Goal of the exercise |
Repeat the records below exactly, leaving out every picture.

Figure record listings |
========================
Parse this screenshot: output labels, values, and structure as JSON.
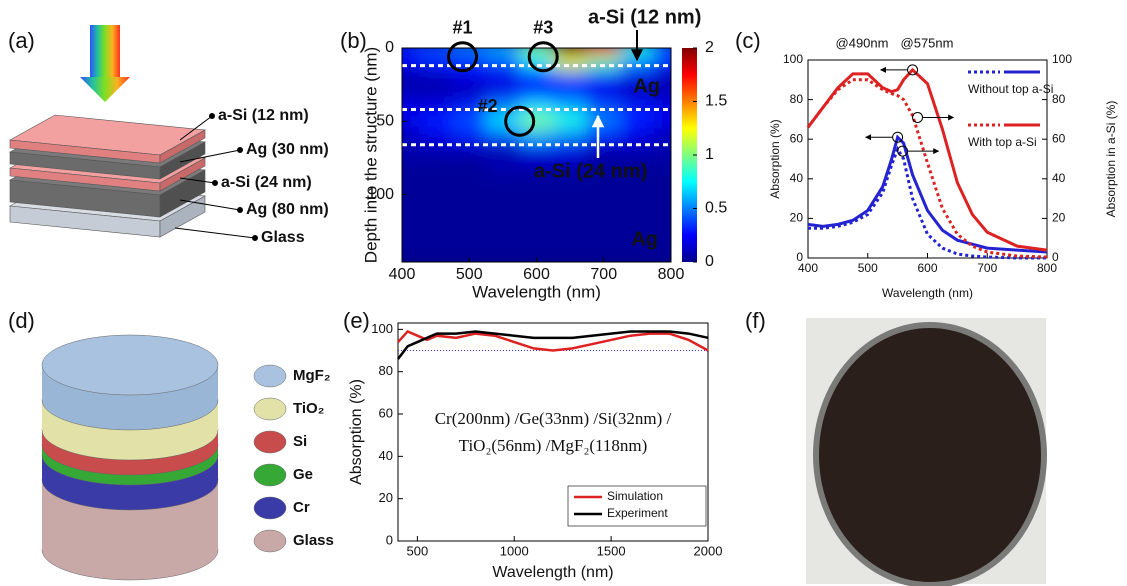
{
  "panels": {
    "a": {
      "label": "(a)",
      "layers": [
        "a-Si (12 nm)",
        "Ag (30 nm)",
        "a-Si (24 nm)",
        "Ag (80 nm)",
        "Glass"
      ]
    },
    "d": {
      "label": "(d)",
      "legend": [
        "MgF₂",
        "TiO₂",
        "Si",
        "Ge",
        "Cr",
        "Glass"
      ]
    },
    "f": {
      "label": "(f)"
    }
  },
  "chart_data": [
    {
      "type": "heatmap",
      "panel_label": "(b)",
      "xlabel": "Wavelength (nm)",
      "ylabel": "Depth into the structure (nm)",
      "x": [
        400,
        450,
        500,
        550,
        600,
        650,
        700,
        750,
        800
      ],
      "y": [
        0,
        10,
        20,
        30,
        40,
        50,
        60,
        70,
        80,
        90,
        100,
        110,
        120,
        130,
        140
      ],
      "values": [
        [
          0.3,
          0.4,
          0.5,
          0.6,
          1.0,
          2.0,
          1.6,
          0.8,
          0.4
        ],
        [
          0.2,
          0.3,
          0.3,
          0.4,
          0.7,
          1.2,
          0.9,
          0.5,
          0.3
        ],
        [
          0.1,
          0.1,
          0.2,
          0.2,
          0.3,
          0.4,
          0.3,
          0.2,
          0.1
        ],
        [
          0.1,
          0.1,
          0.1,
          0.2,
          0.3,
          0.3,
          0.2,
          0.1,
          0.1
        ],
        [
          0.2,
          0.2,
          0.3,
          0.5,
          0.7,
          0.6,
          0.4,
          0.3,
          0.2
        ],
        [
          0.2,
          0.3,
          0.4,
          0.7,
          1.0,
          0.8,
          0.5,
          0.3,
          0.2
        ],
        [
          0.1,
          0.2,
          0.3,
          0.4,
          0.6,
          0.5,
          0.3,
          0.2,
          0.1
        ],
        [
          0.1,
          0.1,
          0.1,
          0.1,
          0.2,
          0.2,
          0.1,
          0.1,
          0.1
        ],
        [
          0.05,
          0.05,
          0.05,
          0.1,
          0.1,
          0.1,
          0.05,
          0.05,
          0.05
        ],
        [
          0.05,
          0.05,
          0.05,
          0.05,
          0.05,
          0.05,
          0.05,
          0.05,
          0.05
        ],
        [
          0.05,
          0.05,
          0.05,
          0.05,
          0.05,
          0.05,
          0.05,
          0.05,
          0.05
        ],
        [
          0.05,
          0.05,
          0.05,
          0.05,
          0.05,
          0.05,
          0.05,
          0.05,
          0.05
        ],
        [
          0.05,
          0.05,
          0.05,
          0.05,
          0.05,
          0.05,
          0.05,
          0.05,
          0.05
        ],
        [
          0.05,
          0.05,
          0.05,
          0.05,
          0.05,
          0.05,
          0.05,
          0.05,
          0.05
        ],
        [
          0.05,
          0.05,
          0.05,
          0.05,
          0.05,
          0.05,
          0.05,
          0.05,
          0.05
        ]
      ],
      "xlim": [
        400,
        800
      ],
      "xticks": [
        400,
        500,
        600,
        700,
        800
      ],
      "ylim": [
        0,
        146
      ],
      "yticks": [
        0,
        50,
        100
      ],
      "y_inverted": true,
      "zlim": [
        0,
        2
      ],
      "zticks": [
        0,
        0.5,
        1,
        1.5,
        2
      ],
      "colormap": "jet",
      "layer_boundaries": [
        12,
        42,
        66
      ],
      "markers": [
        {
          "label": "#1",
          "x": 490,
          "y": 6
        },
        {
          "label": "#3",
          "x": 610,
          "y": 6
        },
        {
          "label": "#2",
          "x": 575,
          "y": 50
        }
      ],
      "labels": [
        "a-Si (12 nm)",
        "Ag",
        "a-Si (24 nm)",
        "Ag"
      ]
    },
    {
      "type": "line",
      "panel_label": "(c)",
      "xlabel": "Wavelength (nm)",
      "ylabel": "Absorption (%)",
      "y2label": "Absorption in a-Si (%)",
      "annotations": [
        "@490nm",
        "@575nm"
      ],
      "x": [
        400,
        425,
        450,
        475,
        500,
        525,
        540,
        550,
        560,
        575,
        600,
        625,
        650,
        675,
        700,
        750,
        800
      ],
      "series": [
        {
          "name": "Without top a-Si",
          "color": "#2323d2",
          "values": [
            17,
            16,
            17,
            19,
            24,
            36,
            50,
            61,
            58,
            42,
            24,
            14,
            9,
            7,
            5,
            4,
            3
          ],
          "y2_values": [
            15,
            15,
            16,
            18,
            22,
            33,
            47,
            55,
            50,
            30,
            12,
            5,
            2,
            1,
            0.5,
            0,
            0
          ]
        },
        {
          "name": "With top a-Si",
          "color": "#dd2222",
          "values": [
            66,
            76,
            86,
            93,
            93,
            86,
            84,
            85,
            90,
            95,
            88,
            65,
            38,
            22,
            13,
            6,
            4
          ],
          "y2_values": [
            66,
            76,
            85,
            90,
            90,
            85,
            83,
            82,
            80,
            72,
            48,
            25,
            12,
            6,
            3,
            1,
            0.5
          ]
        }
      ],
      "xlim": [
        400,
        800
      ],
      "xticks": [
        400,
        500,
        600,
        700,
        800
      ],
      "ylim": [
        0,
        100
      ],
      "yticks": [
        0,
        20,
        40,
        60,
        80,
        100
      ],
      "y2lim": [
        0,
        100
      ],
      "y2ticks": [
        0,
        20,
        40,
        60,
        80,
        100
      ]
    },
    {
      "type": "line",
      "panel_label": "(e)",
      "xlabel": "Wavelength (nm)",
      "ylabel": "Absorption (%)",
      "annotations": [
        "Cr(200nm) /Ge(33nm) /Si(32nm) /",
        "TiO₂(56nm) /MgF₂(118nm)"
      ],
      "x": [
        400,
        450,
        500,
        550,
        600,
        700,
        800,
        900,
        1000,
        1100,
        1200,
        1300,
        1400,
        1500,
        1600,
        1700,
        1800,
        1900,
        2000
      ],
      "series": [
        {
          "name": "Simulation",
          "color": "#dd2222",
          "values": [
            94,
            99,
            97,
            95,
            97,
            96,
            98,
            97,
            94,
            91,
            90,
            91,
            93,
            95,
            97,
            98,
            98,
            95,
            90
          ]
        },
        {
          "name": "Experiment",
          "color": "#000000",
          "values": [
            86,
            92,
            94,
            96,
            98,
            98,
            99,
            98,
            97,
            96,
            96,
            96,
            97,
            98,
            99,
            99,
            99,
            98,
            96
          ]
        }
      ],
      "reference_line": {
        "value": 90,
        "color": "#3333ff"
      },
      "xlim": [
        400,
        2000
      ],
      "xticks": [
        500,
        1000,
        1500,
        2000
      ],
      "ylim": [
        0,
        103
      ],
      "yticks": [
        0,
        20,
        40,
        60,
        80,
        100
      ],
      "legend": "lower right"
    }
  ]
}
========================
Response |
Parse this screenshot: output labels, values, and structure as JSON.
{
  "panels": {
    "a": {
      "label": "(a)",
      "layers": [
        "a-Si (12 nm)",
        "Ag (30 nm)",
        "a-Si (24 nm)",
        "Ag (80 nm)",
        "Glass"
      ]
    },
    "d": {
      "label": "(d)",
      "legend": [
        "MgF₂",
        "TiO₂",
        "Si",
        "Ge",
        "Cr",
        "Glass"
      ]
    },
    "f": {
      "label": "(f)"
    }
  },
  "chart_data": [
    {
      "type": "heatmap",
      "panel_label": "(b)",
      "xlabel": "Wavelength (nm)",
      "ylabel": "Depth into the structure (nm)",
      "x": [
        400,
        450,
        500,
        550,
        600,
        650,
        700,
        750,
        800
      ],
      "y": [
        0,
        10,
        20,
        30,
        40,
        50,
        60,
        70,
        80,
        90,
        100,
        110,
        120,
        130,
        140
      ],
      "values": [
        [
          0.3,
          0.4,
          0.5,
          0.6,
          1.0,
          2.0,
          1.6,
          0.8,
          0.4
        ],
        [
          0.2,
          0.3,
          0.3,
          0.4,
          0.7,
          1.2,
          0.9,
          0.5,
          0.3
        ],
        [
          0.1,
          0.1,
          0.2,
          0.2,
          0.3,
          0.4,
          0.3,
          0.2,
          0.1
        ],
        [
          0.1,
          0.1,
          0.1,
          0.2,
          0.3,
          0.3,
          0.2,
          0.1,
          0.1
        ],
        [
          0.2,
          0.2,
          0.3,
          0.5,
          0.7,
          0.6,
          0.4,
          0.3,
          0.2
        ],
        [
          0.2,
          0.3,
          0.4,
          0.7,
          1.0,
          0.8,
          0.5,
          0.3,
          0.2
        ],
        [
          0.1,
          0.2,
          0.3,
          0.4,
          0.6,
          0.5,
          0.3,
          0.2,
          0.1
        ],
        [
          0.1,
          0.1,
          0.1,
          0.1,
          0.2,
          0.2,
          0.1,
          0.1,
          0.1
        ],
        [
          0.05,
          0.05,
          0.05,
          0.1,
          0.1,
          0.1,
          0.05,
          0.05,
          0.05
        ],
        [
          0.05,
          0.05,
          0.05,
          0.05,
          0.05,
          0.05,
          0.05,
          0.05,
          0.05
        ],
        [
          0.05,
          0.05,
          0.05,
          0.05,
          0.05,
          0.05,
          0.05,
          0.05,
          0.05
        ],
        [
          0.05,
          0.05,
          0.05,
          0.05,
          0.05,
          0.05,
          0.05,
          0.05,
          0.05
        ],
        [
          0.05,
          0.05,
          0.05,
          0.05,
          0.05,
          0.05,
          0.05,
          0.05,
          0.05
        ],
        [
          0.05,
          0.05,
          0.05,
          0.05,
          0.05,
          0.05,
          0.05,
          0.05,
          0.05
        ],
        [
          0.05,
          0.05,
          0.05,
          0.05,
          0.05,
          0.05,
          0.05,
          0.05,
          0.05
        ]
      ],
      "xlim": [
        400,
        800
      ],
      "xticks": [
        400,
        500,
        600,
        700,
        800
      ],
      "ylim": [
        0,
        146
      ],
      "yticks": [
        0,
        50,
        100
      ],
      "y_inverted": true,
      "zlim": [
        0,
        2
      ],
      "zticks": [
        0,
        0.5,
        1,
        1.5,
        2
      ],
      "colormap": "jet",
      "layer_boundaries": [
        12,
        42,
        66
      ],
      "markers": [
        {
          "label": "#1",
          "x": 490,
          "y": 6
        },
        {
          "label": "#3",
          "x": 610,
          "y": 6
        },
        {
          "label": "#2",
          "x": 575,
          "y": 50
        }
      ],
      "labels": [
        "a-Si (12 nm)",
        "Ag",
        "a-Si (24 nm)",
        "Ag"
      ]
    },
    {
      "type": "line",
      "panel_label": "(c)",
      "xlabel": "Wavelength (nm)",
      "ylabel": "Absorption (%)",
      "y2label": "Absorption in a-Si (%)",
      "annotations": [
        "@490nm",
        "@575nm"
      ],
      "x": [
        400,
        425,
        450,
        475,
        500,
        525,
        540,
        550,
        560,
        575,
        600,
        625,
        650,
        675,
        700,
        750,
        800
      ],
      "series": [
        {
          "name": "Without top a-Si",
          "color": "#2323d2",
          "values": [
            17,
            16,
            17,
            19,
            24,
            36,
            50,
            61,
            58,
            42,
            24,
            14,
            9,
            7,
            5,
            4,
            3
          ],
          "y2_values": [
            15,
            15,
            16,
            18,
            22,
            33,
            47,
            55,
            50,
            30,
            12,
            5,
            2,
            1,
            0.5,
            0,
            0
          ]
        },
        {
          "name": "With top a-Si",
          "color": "#dd2222",
          "values": [
            66,
            76,
            86,
            93,
            93,
            86,
            84,
            85,
            90,
            95,
            88,
            65,
            38,
            22,
            13,
            6,
            4
          ],
          "y2_values": [
            66,
            76,
            85,
            90,
            90,
            85,
            83,
            82,
            80,
            72,
            48,
            25,
            12,
            6,
            3,
            1,
            0.5
          ]
        }
      ],
      "xlim": [
        400,
        800
      ],
      "xticks": [
        400,
        500,
        600,
        700,
        800
      ],
      "ylim": [
        0,
        100
      ],
      "yticks": [
        0,
        20,
        40,
        60,
        80,
        100
      ],
      "y2lim": [
        0,
        100
      ],
      "y2ticks": [
        0,
        20,
        40,
        60,
        80,
        100
      ]
    },
    {
      "type": "line",
      "panel_label": "(e)",
      "xlabel": "Wavelength (nm)",
      "ylabel": "Absorption (%)",
      "annotations": [
        "Cr(200nm) /Ge(33nm) /Si(32nm) /",
        "TiO₂(56nm) /MgF₂(118nm)"
      ],
      "x": [
        400,
        450,
        500,
        550,
        600,
        700,
        800,
        900,
        1000,
        1100,
        1200,
        1300,
        1400,
        1500,
        1600,
        1700,
        1800,
        1900,
        2000
      ],
      "series": [
        {
          "name": "Simulation",
          "color": "#dd2222",
          "values": [
            94,
            99,
            97,
            95,
            97,
            96,
            98,
            97,
            94,
            91,
            90,
            91,
            93,
            95,
            97,
            98,
            98,
            95,
            90
          ]
        },
        {
          "name": "Experiment",
          "color": "#000000",
          "values": [
            86,
            92,
            94,
            96,
            98,
            98,
            99,
            98,
            97,
            96,
            96,
            96,
            97,
            98,
            99,
            99,
            99,
            98,
            96
          ]
        }
      ],
      "reference_line": {
        "value": 90,
        "color": "#3333ff"
      },
      "xlim": [
        400,
        2000
      ],
      "xticks": [
        500,
        1000,
        1500,
        2000
      ],
      "ylim": [
        0,
        103
      ],
      "yticks": [
        0,
        20,
        40,
        60,
        80,
        100
      ],
      "legend": "lower right"
    }
  ]
}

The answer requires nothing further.